__What you need to do__.
Your task is to give the number of lines in the listing that include "Focusing", and nothing else.

+++

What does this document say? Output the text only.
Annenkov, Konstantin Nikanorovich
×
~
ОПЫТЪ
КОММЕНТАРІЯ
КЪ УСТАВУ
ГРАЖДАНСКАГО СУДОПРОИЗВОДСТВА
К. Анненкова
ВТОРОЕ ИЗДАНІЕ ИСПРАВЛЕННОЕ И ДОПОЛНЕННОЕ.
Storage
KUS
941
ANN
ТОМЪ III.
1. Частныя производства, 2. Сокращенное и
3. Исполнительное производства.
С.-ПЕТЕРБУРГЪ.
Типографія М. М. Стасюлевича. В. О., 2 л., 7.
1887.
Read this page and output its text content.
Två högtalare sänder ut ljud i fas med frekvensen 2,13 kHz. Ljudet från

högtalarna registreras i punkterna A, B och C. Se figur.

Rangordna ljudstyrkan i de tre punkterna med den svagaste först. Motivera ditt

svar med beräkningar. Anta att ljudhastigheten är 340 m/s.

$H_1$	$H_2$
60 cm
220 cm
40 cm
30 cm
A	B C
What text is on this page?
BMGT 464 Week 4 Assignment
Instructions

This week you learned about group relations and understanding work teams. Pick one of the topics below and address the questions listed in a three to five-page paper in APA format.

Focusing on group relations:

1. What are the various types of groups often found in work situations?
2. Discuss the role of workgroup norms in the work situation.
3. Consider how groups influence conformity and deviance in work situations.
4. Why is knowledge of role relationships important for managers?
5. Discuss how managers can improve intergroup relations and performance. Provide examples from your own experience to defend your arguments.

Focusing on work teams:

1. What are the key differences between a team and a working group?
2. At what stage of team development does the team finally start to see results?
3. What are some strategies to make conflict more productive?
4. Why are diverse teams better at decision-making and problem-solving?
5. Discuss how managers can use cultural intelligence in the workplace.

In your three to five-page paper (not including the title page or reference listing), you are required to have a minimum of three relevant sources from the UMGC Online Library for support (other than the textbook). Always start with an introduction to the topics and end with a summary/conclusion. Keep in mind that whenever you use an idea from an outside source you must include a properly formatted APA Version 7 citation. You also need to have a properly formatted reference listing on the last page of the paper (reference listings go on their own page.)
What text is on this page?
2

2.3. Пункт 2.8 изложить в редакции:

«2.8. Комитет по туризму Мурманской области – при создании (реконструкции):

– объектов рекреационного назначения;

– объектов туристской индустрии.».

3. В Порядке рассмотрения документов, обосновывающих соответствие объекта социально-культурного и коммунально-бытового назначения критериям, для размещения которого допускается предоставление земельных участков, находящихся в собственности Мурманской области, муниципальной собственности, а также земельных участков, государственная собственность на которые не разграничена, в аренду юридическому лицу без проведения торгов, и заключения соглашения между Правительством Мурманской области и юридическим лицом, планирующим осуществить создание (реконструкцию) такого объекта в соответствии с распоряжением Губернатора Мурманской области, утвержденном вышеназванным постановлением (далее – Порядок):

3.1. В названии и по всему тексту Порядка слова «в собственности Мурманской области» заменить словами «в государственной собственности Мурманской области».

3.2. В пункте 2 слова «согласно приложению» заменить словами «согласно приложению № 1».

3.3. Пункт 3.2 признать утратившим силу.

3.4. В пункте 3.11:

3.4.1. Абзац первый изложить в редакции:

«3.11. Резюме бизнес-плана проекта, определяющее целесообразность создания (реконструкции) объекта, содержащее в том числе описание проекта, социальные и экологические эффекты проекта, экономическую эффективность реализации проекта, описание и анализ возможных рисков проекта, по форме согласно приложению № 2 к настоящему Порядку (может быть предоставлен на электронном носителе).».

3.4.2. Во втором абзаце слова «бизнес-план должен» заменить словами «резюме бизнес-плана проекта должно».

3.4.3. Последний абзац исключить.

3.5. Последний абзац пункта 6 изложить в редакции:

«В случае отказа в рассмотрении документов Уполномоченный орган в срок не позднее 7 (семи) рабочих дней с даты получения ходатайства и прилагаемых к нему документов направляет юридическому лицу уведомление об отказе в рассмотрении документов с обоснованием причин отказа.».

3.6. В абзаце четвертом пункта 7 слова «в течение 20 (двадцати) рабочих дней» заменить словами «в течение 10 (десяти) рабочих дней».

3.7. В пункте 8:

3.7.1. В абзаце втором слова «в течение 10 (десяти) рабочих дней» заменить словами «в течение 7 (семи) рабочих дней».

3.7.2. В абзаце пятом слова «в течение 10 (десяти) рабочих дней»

+++

__Solution to this problem__.
2